SET TASKS:
**1)** Do these statements agree with the Financial Babel text? Answer yes or no for each, quoting the deciding words from the text. (a) The Borges story is six pages long. (b) Pierre Menard is presented as a 19th century Spanish writer. (c) Building the tower is called an act of humility.
**2)** Answer these questions from the Financial Babel text:
(a) Which publisher is given for The Blank Swan?
(b) What nationality does the text give Jorge Luis Borges?
(c) What was the Tower of Babel designed to reach?

7city CFA

Financial Babel

Eli Ayache (2010) The Blank Swan: The End of Probability; John Wiley, Chichester

The mythical Tower of Babel was an enormous building designed to reach heaven. The story’s theme is competition between divine and human beings, the construction of the tower being a hubristic act of defiance against God. In recent history, humans have constructed many financial towers of Babel, seeking to defy risk and the uncertainties that underlie markets.

Unlike physical sciences bounded by actual phenomenon, social pseudo sciences, including economics and finance, entail a peculiar dialectic. Someone somewhere writes a paper. Someone somewhere else, either in the next room or half a world away, writes a paper citing the original, either agreeing or disagreeing with its arguments. If enough participants engage in the debate, then it becomes in varying stages a discussion group, a minor cult, an offshoot of an existing discipline or, in a few cases, an entirely new discipline.

This idea was the subject of a disarmingly short (6 page), simple yet intellectually puzzling short story by Jorge Luis Borges, the Argentinian writer, “Pierre Menard, the Author of Don Quixote". The story takes the form of literary criticism about the fictitious Pierre Menard, a 20th century French writer. The story describes Menard’s translation of Don Quixote, which in reality is a line for line recreation of the original. Ironic and humorous, the story raises profound questions about writing and interpretation.

LISTED ENTRIES:
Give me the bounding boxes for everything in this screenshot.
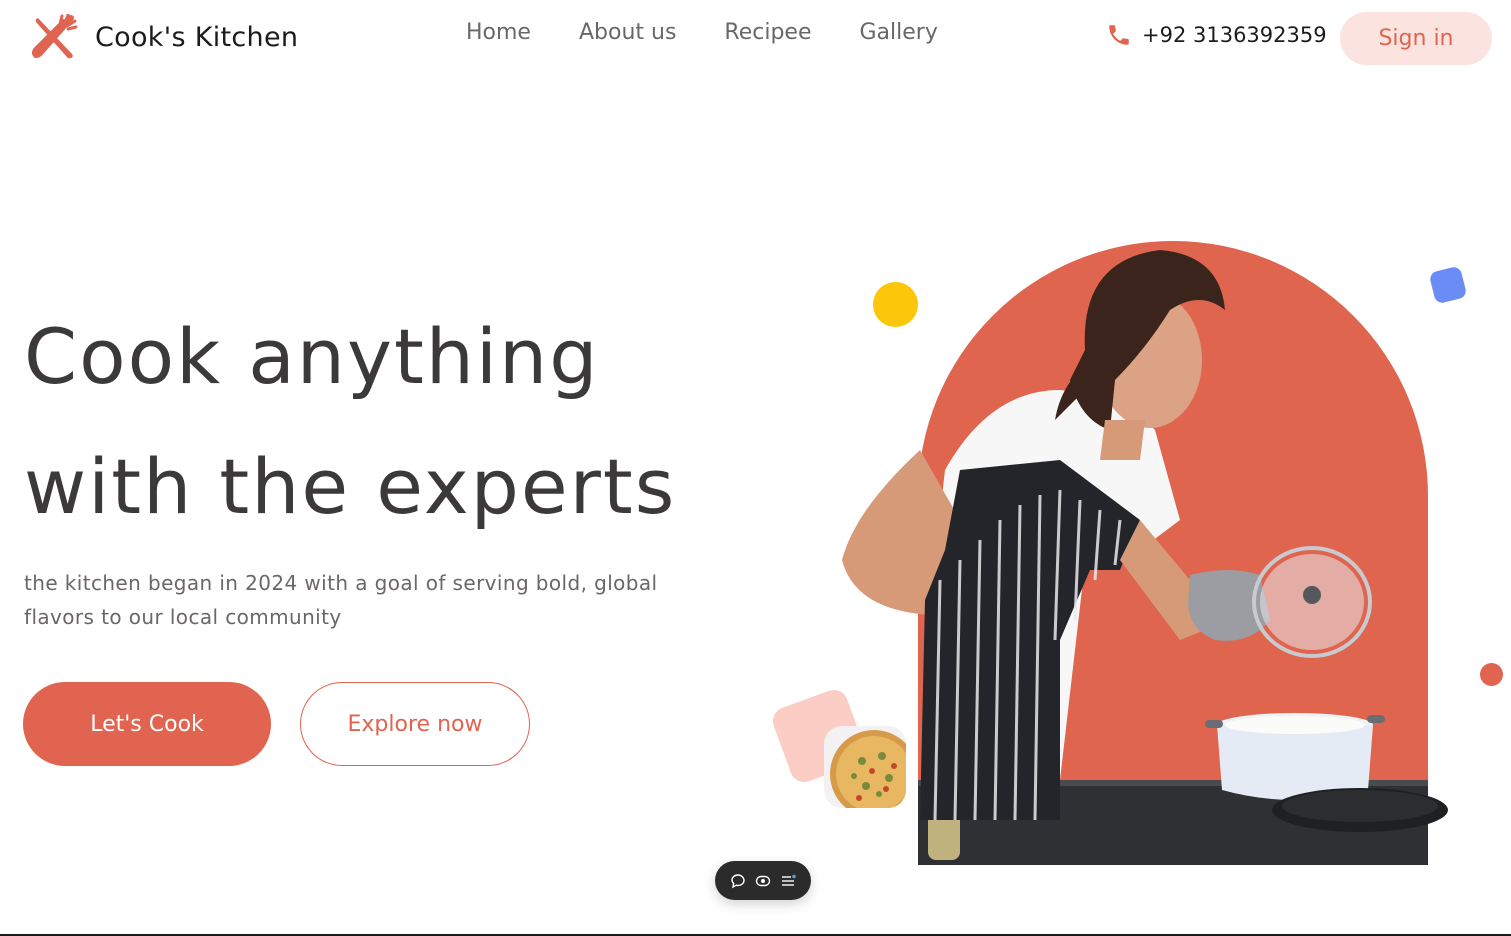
- hero-title-line-1: Cook anything: [24, 312, 600, 401]
- site-header: Cook's Kitchen Home About us Recipee Gal…: [0, 0, 1511, 76]
- floating-toolbar: [715, 861, 811, 900]
- nav-about-us[interactable]: About us: [579, 20, 676, 45]
- pizza-thumbnail: [824, 726, 906, 808]
- menu-icon[interactable]: [778, 871, 798, 891]
- nav-recipee[interactable]: Recipee: [724, 20, 811, 45]
- phone-icon: [1109, 25, 1129, 45]
- phone-contact[interactable]: +92 3136392359: [1106, 22, 1327, 48]
- fork-knife-cross-icon: [32, 14, 78, 59]
- pizza-image: [830, 730, 906, 808]
- explore-now-button[interactable]: Explore now: [300, 682, 530, 766]
- comment-icon[interactable]: [728, 871, 748, 891]
- hero-subtitle: the kitchen began in 2024 with a goal of…: [24, 571, 658, 629]
- brand-name: Cook's Kitchen: [95, 21, 299, 53]
- phone-number: +92 3136392359: [1142, 23, 1327, 47]
- eye-icon[interactable]: [753, 871, 773, 891]
- hero-title: Cook anything with the experts: [24, 292, 724, 552]
- nav-home[interactable]: Home: [466, 20, 531, 45]
- sign-in-button[interactable]: Sign in: [1340, 12, 1492, 65]
- brand-link[interactable]: Cook's Kitchen: [32, 14, 298, 60]
- nav-gallery[interactable]: Gallery: [860, 20, 938, 45]
- hero-title-line-2: with the experts: [24, 442, 677, 531]
- lets-cook-button[interactable]: Let's Cook: [23, 682, 271, 766]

COMPLETED EXERCISE:
**1)**
(a) Yes: "disarmingly short (6 page)"
(b) No: "a 20th century French writer"
(c) No: "a hubristic act of defiance against God"

**2)**
(a) John Wiley, Chichester
(b) Argentinian
(c) Heaven